**Extracted information:**

┏━━

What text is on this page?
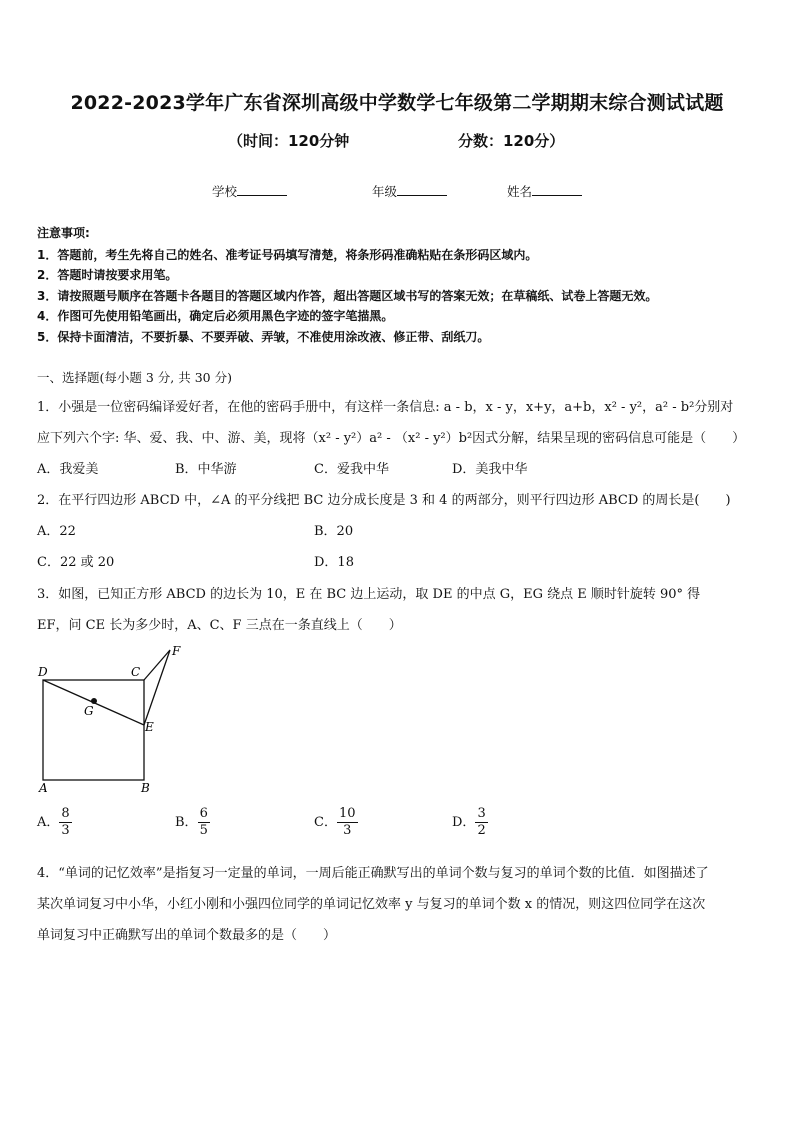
2022-2023学年广东省深圳高级中学数学七年级第二学期期末综合测试试题
（时间：120分钟	分数：120分）
学校	年级	姓名
注意事项:
1．答题前，考生先将自己的姓名、准考证号码填写清楚，将条形码准确粘贴在条形码区域内。
2．答题时请按要求用笔。
3．请按照题号顺序在答题卡各题目的答题区域内作答，超出答题区域书写的答案无效；在草稿纸、试卷上答题无效。
4．作图可先使用铅笔画出，确定后必须用黑色字迹的签字笔描黑。
5．保持卡面清洁，不要折暴、不要弄破、弄皱，不准使用涂改液、修正带、刮纸刀。
一、选择题(每小题 3 分, 共 30 分)
1．小强是一位密码编译爱好者，在他的密码手册中，有这样一条信息: a - b，x - y，x+y，a+b，x² - y²，a² - b²分别对
应下列六个字: 华、爱、我、中、游、美，现将（x² - y²）a² - （x² - y²）b²因式分解，结果呈现的密码信息可能是（　　）
A．我爱美	B．中华游	C．爱我中华	D．美我中华
2．在平行四边形 ABCD 中，∠A 的平分线把 BC 边分成长度是 3 和 4 的两部分，则平行四边形 ABCD 的周长是(　　)
A．22	B．20
C．22 或 20	D．18
3．如图，已知正方形 ABCD 的边长为 10，E 在 BC 边上运动，取 DE 的中点 G，EG 绕点 E 顺时针旋转 90° 得
EF，问 CE 长为多少时，A、C、F 三点在一条直线上（　　）
D	C
F
G
E
A	B
A． $\frac{8}{3}$	B． $\frac{6}{5}$	C． $\frac{10}{3}$	D． $\frac{3}{2}$
4．“单词的记忆效率”是指复习一定量的单词，一周后能正确默写出的单词个数与复习的单词个数的比值．如图描述了
某次单词复习中小华，小红小刚和小强四位同学的单词记忆效率 y 与复习的单词个数 x 的情况，则这四位同学在这次
单词复习中正确默写出的单词个数最多的是（　　）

┗━━

**Problem details:**
Retype the entries word for word. Omit any images.

**Complete output:**
What text is on this page?
2022-2023学年广东省深圳高级中学数学七年级第二学期期末综合测试试题
（时间：120分钟	分数：120分）
学校	年级	姓名
注意事项:
1．答题前，考生先将自己的姓名、准考证号码填写清楚，将条形码准确粘贴在条形码区域内。
2．答题时请按要求用笔。
3．请按照题号顺序在答题卡各题目的答题区域内作答，超出答题区域书写的答案无效；在草稿纸、试卷上答题无效。
4．作图可先使用铅笔画出，确定后必须用黑色字迹的签字笔描黑。
5．保持卡面清洁，不要折暴、不要弄破、弄皱，不准使用涂改液、修正带、刮纸刀。
一、选择题(每小题 3 分, 共 30 分)
1．小强是一位密码编译爱好者，在他的密码手册中，有这样一条信息: a - b，x - y，x+y，a+b，x² - y²，a² - b²分别对
应下列六个字: 华、爱、我、中、游、美，现将（x² - y²）a² - （x² - y²）b²因式分解，结果呈现的密码信息可能是（　　）
A．我爱美	B．中华游	C．爱我中华	D．美我中华
2．在平行四边形 ABCD 中，∠A 的平分线把 BC 边分成长度是 3 和 4 的两部分，则平行四边形 ABCD 的周长是(　　)
A．22	B．20
C．22 或 20	D．18
3．如图，已知正方形 ABCD 的边长为 10，E 在 BC 边上运动，取 DE 的中点 G，EG 绕点 E 顺时针旋转 90° 得
EF，问 CE 长为多少时，A、C、F 三点在一条直线上（　　）
D	C
F
G
E
A	B
A． $\frac{8}{3}$	B． $\frac{6}{5}$	C． $\frac{10}{3}$	D． $\frac{3}{2}$
4．“单词的记忆效率”是指复习一定量的单词，一周后能正确默写出的单词个数与复习的单词个数的比值．如图描述了
某次单词复习中小华，小红小刚和小强四位同学的单词记忆效率 y 与复习的单词个数 x 的情况，则这四位同学在这次
单词复习中正确默写出的单词个数最多的是（　　）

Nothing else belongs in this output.